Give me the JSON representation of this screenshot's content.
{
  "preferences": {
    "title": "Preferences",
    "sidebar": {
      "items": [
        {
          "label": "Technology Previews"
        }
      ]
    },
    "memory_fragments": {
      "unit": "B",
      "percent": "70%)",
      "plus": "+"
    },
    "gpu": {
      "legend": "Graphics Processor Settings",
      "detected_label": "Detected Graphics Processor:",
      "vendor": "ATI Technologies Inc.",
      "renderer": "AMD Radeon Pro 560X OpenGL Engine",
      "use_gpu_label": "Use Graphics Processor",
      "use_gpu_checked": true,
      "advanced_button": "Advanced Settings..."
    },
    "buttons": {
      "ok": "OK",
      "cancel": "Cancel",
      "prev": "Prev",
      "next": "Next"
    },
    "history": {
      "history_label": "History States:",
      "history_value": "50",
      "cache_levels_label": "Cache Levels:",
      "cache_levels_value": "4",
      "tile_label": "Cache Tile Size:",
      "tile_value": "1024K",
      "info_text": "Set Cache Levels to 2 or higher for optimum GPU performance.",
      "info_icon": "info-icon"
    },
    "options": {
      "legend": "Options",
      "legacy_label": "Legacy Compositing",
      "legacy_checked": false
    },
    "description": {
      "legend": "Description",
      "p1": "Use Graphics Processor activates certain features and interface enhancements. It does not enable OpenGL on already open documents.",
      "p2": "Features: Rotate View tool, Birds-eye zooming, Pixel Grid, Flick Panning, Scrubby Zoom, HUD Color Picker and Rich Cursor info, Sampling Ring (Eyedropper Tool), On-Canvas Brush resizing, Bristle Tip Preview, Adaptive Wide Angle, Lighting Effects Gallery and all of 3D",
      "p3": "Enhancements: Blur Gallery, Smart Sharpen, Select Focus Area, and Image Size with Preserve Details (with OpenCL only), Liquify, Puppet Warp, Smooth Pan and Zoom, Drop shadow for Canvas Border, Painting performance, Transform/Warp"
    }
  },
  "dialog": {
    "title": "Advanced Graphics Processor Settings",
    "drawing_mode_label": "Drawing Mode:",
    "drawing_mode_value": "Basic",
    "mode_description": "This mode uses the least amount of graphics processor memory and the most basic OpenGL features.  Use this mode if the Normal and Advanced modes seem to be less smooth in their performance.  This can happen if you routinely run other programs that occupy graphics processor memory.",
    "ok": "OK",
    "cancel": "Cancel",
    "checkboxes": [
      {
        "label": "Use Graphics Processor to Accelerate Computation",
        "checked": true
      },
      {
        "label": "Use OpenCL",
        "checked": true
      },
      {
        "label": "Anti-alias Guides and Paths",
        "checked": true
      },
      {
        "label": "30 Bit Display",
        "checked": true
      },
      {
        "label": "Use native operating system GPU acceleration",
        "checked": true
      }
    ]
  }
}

- **Exercise instructions**
Reproduce the data shown above exactly.

- **Written answer**
Give me the JSON representation of this screenshot's content.
{
  "preferences": {
    "title": "Preferences",
    "sidebar": {
      "items": [
        {
          "label": "Technology Previews"
        }
      ]
    },
    "memory_fragments": {
      "unit": "B",
      "percent": "70%)",
      "plus": "+"
    },
    "gpu": {
      "legend": "Graphics Processor Settings",
      "detected_label": "Detected Graphics Processor:",
      "vendor": "ATI Technologies Inc.",
      "renderer": "AMD Radeon Pro 560X OpenGL Engine",
      "use_gpu_label": "Use Graphics Processor",
      "use_gpu_checked": true,
      "advanced_button": "Advanced Settings..."
    },
    "buttons": {
      "ok": "OK",
      "cancel": "Cancel",
      "prev": "Prev",
      "next": "Next"
    },
    "history": {
      "history_label": "History States:",
      "history_value": "50",
      "cache_levels_label": "Cache Levels:",
      "cache_levels_value": "4",
      "tile_label": "Cache Tile Size:",
      "tile_value": "1024K",
      "info_text": "Set Cache Levels to 2 or higher for optimum GPU performance.",
      "info_icon": "info-icon"
    },
    "options": {
      "legend": "Options",
      "legacy_label": "Legacy Compositing",
      "legacy_checked": false
    },
    "description": {
      "legend": "Description",
      "p1": "Use Graphics Processor activates certain features and interface enhancements. It does not enable OpenGL on already open documents.",
      "p2": "Features: Rotate View tool, Birds-eye zooming, Pixel Grid, Flick Panning, Scrubby Zoom, HUD Color Picker and Rich Cursor info, Sampling Ring (Eyedropper Tool), On-Canvas Brush resizing, Bristle Tip Preview, Adaptive Wide Angle, Lighting Effects Gallery and all of 3D",
      "p3": "Enhancements: Blur Gallery, Smart Sharpen, Select Focus Area, and Image Size with Preserve Details (with OpenCL only), Liquify, Puppet Warp, Smooth Pan and Zoom, Drop shadow for Canvas Border, Painting performance, Transform/Warp"
    }
  },
  "dialog": {
    "title": "Advanced Graphics Processor Settings",
    "drawing_mode_label": "Drawing Mode:",
    "drawing_mode_value": "Basic",
    "mode_description": "This mode uses the least amount of graphics processor memory and the most basic OpenGL features.  Use this mode if the Normal and Advanced modes seem to be less smooth in their performance.  This can happen if you routinely run other programs that occupy graphics processor memory.",
    "ok": "OK",
    "cancel": "Cancel",
    "checkboxes": [
      {
        "label": "Use Graphics Processor to Accelerate Computation",
        "checked": true
      },
      {
        "label": "Use OpenCL",
        "checked": true
      },
      {
        "label": "Anti-alias Guides and Paths",
        "checked": true
      },
      {
        "label": "30 Bit Display",
        "checked": true
      },
      {
        "label": "Use native operating system GPU acceleration",
        "checked": true
      }
    ]
  }
}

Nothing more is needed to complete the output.